WHAT YOU WILL DO: Below are records. Copy every line with "sessions" in it.

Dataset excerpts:
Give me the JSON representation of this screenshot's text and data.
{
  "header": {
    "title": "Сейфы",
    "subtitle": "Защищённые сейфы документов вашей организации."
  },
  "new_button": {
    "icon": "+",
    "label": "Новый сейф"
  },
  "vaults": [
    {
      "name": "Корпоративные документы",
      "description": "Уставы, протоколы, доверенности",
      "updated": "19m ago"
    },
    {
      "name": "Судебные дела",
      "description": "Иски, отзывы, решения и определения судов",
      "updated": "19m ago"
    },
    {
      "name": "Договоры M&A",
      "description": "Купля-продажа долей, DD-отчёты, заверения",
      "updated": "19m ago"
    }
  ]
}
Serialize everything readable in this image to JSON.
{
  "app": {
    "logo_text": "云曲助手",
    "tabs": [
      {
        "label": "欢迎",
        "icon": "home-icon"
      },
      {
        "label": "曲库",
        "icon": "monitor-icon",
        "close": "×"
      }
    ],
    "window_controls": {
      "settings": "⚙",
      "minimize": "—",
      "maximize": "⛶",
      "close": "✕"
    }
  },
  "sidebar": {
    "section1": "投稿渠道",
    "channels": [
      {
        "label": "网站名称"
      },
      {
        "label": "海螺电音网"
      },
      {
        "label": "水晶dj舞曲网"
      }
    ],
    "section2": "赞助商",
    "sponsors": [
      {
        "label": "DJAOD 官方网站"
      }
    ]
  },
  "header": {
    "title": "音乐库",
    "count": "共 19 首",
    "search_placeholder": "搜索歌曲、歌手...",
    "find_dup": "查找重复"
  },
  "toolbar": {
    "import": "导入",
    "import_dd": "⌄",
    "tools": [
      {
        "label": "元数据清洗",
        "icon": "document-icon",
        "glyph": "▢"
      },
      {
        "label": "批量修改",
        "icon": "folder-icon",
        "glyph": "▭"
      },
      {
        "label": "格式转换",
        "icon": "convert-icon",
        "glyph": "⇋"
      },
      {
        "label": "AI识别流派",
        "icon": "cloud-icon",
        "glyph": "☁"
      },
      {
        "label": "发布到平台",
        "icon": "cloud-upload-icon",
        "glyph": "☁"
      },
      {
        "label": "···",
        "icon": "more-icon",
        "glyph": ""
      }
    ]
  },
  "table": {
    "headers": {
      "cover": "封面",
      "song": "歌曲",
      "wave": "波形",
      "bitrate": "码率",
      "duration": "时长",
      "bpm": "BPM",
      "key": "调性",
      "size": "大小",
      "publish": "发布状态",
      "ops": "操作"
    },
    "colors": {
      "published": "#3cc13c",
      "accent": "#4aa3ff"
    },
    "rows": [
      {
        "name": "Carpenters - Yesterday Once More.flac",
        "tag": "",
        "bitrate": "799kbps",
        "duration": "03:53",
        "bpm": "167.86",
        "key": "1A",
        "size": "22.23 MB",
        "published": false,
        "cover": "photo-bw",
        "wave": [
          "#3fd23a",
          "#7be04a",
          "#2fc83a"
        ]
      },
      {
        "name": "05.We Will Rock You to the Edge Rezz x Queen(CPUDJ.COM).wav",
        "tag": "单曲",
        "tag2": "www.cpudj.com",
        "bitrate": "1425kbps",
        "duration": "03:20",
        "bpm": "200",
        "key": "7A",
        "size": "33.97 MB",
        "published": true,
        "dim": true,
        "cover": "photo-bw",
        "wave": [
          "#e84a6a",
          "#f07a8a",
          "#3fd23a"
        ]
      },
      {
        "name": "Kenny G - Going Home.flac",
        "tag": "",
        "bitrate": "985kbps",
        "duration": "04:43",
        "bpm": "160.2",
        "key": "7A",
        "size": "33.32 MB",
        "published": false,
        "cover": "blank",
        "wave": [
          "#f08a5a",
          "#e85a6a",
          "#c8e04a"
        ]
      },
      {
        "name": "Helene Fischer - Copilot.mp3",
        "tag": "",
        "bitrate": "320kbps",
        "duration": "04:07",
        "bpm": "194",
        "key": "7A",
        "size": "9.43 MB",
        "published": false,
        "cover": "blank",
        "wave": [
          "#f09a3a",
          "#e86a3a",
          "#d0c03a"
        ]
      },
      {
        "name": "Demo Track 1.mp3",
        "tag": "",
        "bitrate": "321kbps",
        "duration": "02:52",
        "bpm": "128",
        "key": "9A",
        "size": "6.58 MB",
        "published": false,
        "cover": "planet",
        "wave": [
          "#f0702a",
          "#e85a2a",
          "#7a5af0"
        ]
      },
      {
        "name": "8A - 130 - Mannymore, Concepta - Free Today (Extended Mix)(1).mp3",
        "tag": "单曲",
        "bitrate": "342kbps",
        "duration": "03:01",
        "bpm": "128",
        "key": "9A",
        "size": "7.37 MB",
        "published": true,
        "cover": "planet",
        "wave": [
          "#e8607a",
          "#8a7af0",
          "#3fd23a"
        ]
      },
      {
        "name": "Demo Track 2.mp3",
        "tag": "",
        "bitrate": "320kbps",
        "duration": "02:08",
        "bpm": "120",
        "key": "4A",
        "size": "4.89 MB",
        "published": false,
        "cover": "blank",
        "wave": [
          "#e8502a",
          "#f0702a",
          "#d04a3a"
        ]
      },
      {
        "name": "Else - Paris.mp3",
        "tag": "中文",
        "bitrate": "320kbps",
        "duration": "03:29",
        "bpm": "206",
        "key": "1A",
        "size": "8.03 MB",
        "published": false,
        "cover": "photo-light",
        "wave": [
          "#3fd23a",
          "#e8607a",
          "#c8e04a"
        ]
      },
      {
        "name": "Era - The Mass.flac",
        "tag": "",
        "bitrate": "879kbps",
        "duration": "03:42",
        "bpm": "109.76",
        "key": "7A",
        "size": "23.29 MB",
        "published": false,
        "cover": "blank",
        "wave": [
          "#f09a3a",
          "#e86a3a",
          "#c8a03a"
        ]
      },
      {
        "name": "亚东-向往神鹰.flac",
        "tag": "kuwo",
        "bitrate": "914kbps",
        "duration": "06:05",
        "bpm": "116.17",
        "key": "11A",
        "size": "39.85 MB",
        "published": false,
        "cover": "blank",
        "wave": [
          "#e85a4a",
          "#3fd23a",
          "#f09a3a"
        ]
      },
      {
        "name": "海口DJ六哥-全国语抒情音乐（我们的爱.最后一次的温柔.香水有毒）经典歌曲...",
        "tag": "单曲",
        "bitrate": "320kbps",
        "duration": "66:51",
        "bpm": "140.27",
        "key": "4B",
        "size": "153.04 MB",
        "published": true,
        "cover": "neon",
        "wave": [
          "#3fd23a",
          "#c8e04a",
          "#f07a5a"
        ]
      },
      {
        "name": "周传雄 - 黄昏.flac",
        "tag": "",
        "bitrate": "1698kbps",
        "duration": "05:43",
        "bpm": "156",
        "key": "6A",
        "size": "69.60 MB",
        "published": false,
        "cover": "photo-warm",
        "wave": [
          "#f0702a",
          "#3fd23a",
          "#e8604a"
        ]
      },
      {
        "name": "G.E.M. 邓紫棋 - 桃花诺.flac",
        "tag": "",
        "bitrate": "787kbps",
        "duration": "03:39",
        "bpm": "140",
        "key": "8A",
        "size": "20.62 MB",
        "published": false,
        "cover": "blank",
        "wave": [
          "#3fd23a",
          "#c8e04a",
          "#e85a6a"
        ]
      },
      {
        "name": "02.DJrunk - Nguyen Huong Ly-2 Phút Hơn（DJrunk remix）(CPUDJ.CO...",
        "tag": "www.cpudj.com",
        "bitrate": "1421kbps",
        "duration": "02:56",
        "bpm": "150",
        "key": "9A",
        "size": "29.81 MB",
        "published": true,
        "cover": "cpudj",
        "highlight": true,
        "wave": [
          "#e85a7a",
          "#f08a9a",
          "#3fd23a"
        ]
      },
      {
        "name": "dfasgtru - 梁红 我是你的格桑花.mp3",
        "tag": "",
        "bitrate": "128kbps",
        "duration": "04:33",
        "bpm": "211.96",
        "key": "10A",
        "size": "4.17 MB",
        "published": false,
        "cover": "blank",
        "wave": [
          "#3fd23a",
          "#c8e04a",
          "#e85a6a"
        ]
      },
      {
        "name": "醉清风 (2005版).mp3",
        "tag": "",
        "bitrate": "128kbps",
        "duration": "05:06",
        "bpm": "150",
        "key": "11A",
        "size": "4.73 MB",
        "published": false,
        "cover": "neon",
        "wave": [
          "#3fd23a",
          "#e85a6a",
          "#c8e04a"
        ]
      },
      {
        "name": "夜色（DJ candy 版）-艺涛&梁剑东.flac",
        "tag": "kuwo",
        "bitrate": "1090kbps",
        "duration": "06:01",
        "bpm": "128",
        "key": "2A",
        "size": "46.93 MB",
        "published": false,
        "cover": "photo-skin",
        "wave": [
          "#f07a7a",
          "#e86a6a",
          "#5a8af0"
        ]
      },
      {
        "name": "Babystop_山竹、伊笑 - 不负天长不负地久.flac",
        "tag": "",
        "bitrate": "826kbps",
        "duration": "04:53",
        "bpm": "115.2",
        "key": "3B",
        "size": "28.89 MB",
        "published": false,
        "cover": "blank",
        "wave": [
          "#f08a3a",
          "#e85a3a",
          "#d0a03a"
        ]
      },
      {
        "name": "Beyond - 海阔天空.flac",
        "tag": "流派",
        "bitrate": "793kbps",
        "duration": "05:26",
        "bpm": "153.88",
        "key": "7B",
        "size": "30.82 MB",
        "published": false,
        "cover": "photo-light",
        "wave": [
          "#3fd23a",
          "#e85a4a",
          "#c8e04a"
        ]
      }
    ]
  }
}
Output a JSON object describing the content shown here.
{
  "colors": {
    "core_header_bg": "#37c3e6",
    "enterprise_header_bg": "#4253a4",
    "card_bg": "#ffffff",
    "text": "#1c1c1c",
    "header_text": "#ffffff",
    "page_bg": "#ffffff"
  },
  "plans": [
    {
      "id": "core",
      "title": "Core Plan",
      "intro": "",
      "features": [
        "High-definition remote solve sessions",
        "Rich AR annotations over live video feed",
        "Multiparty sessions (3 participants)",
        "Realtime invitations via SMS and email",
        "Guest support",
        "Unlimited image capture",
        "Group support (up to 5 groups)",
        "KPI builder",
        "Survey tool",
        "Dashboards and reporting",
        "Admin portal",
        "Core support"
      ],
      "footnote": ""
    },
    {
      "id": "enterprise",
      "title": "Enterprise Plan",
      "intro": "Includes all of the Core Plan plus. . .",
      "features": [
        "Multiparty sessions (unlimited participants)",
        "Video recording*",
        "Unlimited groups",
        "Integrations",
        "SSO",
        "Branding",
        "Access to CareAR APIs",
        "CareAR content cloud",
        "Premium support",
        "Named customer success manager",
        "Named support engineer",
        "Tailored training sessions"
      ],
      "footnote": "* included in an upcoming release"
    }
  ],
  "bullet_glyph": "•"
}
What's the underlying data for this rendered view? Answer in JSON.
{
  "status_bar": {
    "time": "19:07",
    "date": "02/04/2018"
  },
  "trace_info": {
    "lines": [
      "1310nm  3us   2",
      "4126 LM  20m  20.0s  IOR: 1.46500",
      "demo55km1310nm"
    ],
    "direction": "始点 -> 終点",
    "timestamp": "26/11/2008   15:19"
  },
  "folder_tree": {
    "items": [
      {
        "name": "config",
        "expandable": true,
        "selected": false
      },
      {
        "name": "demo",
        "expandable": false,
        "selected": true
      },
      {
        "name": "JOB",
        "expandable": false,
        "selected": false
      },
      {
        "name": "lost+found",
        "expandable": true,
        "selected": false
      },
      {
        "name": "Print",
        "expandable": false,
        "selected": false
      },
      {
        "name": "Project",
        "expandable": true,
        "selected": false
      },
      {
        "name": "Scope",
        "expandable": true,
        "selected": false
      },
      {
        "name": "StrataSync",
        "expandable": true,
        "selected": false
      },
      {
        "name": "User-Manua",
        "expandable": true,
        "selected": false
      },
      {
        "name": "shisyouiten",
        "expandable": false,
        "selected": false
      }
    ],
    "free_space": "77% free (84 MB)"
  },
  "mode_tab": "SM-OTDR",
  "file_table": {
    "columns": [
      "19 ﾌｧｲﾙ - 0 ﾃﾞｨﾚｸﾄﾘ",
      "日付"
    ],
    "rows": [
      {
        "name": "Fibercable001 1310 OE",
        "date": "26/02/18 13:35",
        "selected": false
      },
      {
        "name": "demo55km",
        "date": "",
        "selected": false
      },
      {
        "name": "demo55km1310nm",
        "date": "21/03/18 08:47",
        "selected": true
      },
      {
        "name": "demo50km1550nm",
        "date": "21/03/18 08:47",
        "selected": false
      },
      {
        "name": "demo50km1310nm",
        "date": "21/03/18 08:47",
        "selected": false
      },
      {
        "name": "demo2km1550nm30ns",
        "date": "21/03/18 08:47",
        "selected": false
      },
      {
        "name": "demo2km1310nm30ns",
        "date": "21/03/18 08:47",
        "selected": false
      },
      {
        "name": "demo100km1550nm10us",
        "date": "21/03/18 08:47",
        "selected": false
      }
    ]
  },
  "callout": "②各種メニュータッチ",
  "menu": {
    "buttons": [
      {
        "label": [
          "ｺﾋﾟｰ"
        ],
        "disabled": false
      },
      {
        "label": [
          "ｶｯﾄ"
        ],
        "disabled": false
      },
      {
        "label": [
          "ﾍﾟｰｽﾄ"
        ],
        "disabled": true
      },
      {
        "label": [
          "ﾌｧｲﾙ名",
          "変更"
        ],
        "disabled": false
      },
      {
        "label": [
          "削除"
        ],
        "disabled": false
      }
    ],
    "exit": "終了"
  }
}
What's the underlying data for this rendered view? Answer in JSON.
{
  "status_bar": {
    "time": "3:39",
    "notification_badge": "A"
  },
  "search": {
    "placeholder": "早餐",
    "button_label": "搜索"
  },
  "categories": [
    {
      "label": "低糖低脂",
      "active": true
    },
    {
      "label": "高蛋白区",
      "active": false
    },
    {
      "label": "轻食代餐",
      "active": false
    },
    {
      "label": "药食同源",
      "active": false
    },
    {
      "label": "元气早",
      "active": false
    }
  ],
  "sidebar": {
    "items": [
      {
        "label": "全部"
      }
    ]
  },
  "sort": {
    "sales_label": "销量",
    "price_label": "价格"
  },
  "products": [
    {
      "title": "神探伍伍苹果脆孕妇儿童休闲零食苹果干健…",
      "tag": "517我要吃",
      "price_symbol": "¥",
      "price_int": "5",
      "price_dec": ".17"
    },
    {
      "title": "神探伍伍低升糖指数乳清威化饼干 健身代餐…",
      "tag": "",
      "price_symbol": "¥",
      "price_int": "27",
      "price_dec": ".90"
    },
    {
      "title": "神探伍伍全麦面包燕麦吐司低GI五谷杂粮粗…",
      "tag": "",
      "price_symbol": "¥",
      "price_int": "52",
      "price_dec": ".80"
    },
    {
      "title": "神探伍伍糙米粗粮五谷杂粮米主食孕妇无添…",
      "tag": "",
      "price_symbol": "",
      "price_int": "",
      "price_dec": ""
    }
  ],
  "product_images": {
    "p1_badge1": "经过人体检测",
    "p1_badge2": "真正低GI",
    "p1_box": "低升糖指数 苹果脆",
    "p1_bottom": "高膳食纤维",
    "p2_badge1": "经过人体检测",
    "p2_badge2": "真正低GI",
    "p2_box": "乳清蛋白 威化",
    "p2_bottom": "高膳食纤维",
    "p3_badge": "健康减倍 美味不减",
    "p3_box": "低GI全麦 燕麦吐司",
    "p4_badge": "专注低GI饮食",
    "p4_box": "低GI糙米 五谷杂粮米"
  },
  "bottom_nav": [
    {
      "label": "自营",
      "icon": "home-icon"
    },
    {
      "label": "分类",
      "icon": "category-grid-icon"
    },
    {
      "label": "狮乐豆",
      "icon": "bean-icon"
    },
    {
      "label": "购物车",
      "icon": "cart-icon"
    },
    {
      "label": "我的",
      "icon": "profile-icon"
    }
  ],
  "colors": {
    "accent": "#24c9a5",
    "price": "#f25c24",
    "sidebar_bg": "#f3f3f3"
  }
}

COMPLETE ANSWER:
        "High-definition remote solve sessions",
        "Multiparty sessions (3 participants)",
        "Multiparty sessions (unlimited participants)",
        "Tailored training sessions"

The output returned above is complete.